• **Direction**
Count the lines of the material below that contain the string "bounding" with matching case, and reply with the number alone.

(Excerpt from a dataset)
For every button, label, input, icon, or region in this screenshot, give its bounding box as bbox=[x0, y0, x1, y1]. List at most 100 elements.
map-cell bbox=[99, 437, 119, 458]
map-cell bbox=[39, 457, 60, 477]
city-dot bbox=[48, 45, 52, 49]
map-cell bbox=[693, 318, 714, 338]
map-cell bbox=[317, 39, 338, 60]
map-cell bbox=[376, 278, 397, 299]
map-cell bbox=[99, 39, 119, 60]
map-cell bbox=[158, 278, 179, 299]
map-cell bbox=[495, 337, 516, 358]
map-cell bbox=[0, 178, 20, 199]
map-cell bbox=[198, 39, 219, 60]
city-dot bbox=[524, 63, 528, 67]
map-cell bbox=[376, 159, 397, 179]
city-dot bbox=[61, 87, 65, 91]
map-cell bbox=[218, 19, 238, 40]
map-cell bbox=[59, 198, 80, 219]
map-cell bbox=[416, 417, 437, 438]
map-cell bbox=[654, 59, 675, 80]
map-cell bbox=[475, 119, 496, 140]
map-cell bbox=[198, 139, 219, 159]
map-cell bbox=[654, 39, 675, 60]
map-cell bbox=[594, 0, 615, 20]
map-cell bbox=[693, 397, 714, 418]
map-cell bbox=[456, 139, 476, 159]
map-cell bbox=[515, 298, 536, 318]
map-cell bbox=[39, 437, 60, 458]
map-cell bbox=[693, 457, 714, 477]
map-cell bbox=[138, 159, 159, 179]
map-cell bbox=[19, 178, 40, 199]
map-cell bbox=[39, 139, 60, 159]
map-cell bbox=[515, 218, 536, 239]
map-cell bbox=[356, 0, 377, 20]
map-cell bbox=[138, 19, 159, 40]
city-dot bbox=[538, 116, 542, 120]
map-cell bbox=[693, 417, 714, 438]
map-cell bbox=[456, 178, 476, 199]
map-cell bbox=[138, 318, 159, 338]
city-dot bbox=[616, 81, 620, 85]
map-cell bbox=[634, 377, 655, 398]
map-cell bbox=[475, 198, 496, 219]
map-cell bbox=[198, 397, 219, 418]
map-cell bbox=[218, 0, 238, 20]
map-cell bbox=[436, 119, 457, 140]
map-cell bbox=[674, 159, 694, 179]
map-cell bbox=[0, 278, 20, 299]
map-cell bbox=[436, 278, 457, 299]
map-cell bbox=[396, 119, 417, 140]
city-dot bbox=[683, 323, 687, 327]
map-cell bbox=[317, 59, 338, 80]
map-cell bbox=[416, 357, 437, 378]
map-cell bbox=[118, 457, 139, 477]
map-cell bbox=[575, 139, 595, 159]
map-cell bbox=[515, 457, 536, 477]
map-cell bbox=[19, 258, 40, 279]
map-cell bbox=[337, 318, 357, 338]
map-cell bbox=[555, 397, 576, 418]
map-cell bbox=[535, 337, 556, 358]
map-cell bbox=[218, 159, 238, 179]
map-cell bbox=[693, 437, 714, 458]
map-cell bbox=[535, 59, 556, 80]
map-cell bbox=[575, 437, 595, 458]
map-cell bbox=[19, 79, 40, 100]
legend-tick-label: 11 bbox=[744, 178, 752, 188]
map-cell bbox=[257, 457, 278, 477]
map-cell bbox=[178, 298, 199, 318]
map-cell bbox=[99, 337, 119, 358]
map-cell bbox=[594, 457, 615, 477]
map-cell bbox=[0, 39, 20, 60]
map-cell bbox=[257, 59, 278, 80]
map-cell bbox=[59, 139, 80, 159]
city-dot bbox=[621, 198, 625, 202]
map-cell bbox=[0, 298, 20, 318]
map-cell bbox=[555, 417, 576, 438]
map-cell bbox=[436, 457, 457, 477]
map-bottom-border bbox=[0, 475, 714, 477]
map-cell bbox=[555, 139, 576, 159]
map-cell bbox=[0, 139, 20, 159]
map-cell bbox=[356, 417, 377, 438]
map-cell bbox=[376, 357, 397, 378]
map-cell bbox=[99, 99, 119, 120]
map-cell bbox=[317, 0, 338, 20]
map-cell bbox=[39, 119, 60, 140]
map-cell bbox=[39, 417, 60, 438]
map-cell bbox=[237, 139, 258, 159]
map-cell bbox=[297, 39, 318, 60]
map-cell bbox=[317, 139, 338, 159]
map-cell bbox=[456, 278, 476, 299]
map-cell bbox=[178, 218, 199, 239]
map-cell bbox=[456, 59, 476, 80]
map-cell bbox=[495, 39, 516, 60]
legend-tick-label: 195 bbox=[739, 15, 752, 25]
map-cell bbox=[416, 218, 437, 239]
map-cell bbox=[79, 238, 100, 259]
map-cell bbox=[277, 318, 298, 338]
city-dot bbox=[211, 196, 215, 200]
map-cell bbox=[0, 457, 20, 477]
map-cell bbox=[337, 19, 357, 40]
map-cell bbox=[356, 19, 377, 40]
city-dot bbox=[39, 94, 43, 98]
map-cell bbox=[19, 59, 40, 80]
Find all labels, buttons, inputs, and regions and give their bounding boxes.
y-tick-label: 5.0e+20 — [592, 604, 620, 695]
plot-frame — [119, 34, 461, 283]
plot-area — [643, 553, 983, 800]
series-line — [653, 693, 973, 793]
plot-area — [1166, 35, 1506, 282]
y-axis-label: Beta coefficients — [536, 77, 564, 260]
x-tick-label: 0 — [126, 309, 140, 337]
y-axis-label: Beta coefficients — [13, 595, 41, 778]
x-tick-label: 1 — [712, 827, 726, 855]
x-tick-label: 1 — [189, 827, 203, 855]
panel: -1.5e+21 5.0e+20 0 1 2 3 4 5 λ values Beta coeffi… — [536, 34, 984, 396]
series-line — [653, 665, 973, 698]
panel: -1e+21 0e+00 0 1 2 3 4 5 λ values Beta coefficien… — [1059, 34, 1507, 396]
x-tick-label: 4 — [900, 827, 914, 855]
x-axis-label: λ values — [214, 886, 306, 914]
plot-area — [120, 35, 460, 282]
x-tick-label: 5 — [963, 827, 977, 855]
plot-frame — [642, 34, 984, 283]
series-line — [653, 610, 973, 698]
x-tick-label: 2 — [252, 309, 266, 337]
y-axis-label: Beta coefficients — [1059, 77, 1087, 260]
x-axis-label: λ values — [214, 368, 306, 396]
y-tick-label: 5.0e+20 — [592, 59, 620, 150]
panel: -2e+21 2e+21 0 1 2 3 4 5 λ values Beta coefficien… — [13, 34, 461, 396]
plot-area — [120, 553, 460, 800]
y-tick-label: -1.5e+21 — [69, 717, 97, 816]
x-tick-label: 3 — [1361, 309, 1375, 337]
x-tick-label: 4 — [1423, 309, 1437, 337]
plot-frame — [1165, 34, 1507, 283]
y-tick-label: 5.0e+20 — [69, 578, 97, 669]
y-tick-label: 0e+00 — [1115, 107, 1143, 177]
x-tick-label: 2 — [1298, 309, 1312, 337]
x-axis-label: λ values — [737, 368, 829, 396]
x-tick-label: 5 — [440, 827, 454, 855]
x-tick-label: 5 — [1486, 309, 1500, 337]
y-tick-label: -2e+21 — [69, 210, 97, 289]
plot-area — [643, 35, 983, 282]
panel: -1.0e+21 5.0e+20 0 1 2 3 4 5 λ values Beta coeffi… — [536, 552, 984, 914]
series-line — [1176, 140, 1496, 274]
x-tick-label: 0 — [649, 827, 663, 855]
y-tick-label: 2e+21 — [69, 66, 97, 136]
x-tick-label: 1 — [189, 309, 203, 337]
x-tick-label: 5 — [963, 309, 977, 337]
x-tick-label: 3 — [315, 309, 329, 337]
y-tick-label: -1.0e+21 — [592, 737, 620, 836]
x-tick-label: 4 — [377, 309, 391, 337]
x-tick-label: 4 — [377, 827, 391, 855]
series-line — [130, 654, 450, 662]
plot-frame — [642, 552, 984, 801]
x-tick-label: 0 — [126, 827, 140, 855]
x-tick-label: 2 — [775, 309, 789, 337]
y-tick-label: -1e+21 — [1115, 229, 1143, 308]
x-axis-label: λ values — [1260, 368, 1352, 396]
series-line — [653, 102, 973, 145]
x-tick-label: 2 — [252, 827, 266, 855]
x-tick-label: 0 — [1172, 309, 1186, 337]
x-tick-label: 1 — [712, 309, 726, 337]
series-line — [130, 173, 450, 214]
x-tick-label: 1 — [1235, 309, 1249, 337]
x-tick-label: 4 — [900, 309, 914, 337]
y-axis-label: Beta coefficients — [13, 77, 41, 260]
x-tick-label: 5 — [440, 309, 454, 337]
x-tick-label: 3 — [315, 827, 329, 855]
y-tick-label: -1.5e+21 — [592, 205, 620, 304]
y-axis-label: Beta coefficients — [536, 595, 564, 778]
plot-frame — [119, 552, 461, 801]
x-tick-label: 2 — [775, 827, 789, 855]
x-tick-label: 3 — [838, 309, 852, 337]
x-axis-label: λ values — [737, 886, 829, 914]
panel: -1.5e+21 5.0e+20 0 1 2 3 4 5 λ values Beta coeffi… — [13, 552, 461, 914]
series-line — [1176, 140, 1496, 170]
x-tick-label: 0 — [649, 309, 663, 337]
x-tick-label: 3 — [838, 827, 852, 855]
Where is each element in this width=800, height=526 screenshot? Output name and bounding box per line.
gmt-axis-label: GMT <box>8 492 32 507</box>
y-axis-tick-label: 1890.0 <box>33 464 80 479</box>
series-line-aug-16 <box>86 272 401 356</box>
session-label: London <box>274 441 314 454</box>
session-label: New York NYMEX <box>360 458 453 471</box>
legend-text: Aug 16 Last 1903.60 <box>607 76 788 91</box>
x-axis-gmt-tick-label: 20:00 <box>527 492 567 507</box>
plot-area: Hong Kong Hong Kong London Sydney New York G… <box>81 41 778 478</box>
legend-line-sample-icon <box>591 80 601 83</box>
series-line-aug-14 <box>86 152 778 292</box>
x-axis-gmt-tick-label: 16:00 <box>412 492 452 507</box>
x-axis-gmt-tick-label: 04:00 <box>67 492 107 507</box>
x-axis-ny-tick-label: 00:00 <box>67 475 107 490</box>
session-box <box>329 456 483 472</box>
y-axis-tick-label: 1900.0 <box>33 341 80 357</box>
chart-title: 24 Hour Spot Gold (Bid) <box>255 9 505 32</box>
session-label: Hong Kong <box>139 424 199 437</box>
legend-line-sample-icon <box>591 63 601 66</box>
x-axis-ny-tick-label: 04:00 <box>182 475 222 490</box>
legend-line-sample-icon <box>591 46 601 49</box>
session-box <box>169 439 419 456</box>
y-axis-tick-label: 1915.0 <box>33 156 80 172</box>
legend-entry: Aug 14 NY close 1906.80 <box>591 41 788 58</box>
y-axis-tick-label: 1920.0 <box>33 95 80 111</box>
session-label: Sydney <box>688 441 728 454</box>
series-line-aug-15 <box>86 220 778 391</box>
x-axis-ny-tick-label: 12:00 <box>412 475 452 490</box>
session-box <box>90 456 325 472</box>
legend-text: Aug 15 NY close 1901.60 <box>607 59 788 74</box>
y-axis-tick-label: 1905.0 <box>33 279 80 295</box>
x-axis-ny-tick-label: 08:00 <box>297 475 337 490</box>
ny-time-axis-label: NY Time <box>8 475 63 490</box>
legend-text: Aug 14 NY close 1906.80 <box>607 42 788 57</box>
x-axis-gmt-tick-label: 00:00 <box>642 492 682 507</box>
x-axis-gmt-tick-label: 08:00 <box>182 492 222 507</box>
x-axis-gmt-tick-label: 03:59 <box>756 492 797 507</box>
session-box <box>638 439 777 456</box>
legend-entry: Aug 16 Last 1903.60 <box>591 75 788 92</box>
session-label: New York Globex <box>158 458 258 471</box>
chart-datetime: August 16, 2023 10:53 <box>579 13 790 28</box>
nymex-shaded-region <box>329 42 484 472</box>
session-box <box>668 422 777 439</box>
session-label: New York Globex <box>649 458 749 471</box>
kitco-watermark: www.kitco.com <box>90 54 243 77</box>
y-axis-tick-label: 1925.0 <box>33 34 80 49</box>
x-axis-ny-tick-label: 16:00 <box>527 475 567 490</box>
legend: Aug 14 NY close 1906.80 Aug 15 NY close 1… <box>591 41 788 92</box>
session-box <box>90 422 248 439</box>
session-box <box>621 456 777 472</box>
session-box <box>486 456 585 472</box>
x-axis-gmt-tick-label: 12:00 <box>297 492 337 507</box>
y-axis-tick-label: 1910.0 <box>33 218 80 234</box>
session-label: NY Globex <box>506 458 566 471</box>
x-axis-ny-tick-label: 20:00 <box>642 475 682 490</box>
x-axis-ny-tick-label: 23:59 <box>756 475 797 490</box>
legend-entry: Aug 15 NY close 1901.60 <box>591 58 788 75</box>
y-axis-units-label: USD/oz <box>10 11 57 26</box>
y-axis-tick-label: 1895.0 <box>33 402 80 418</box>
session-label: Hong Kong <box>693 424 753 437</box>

• **Task output**
3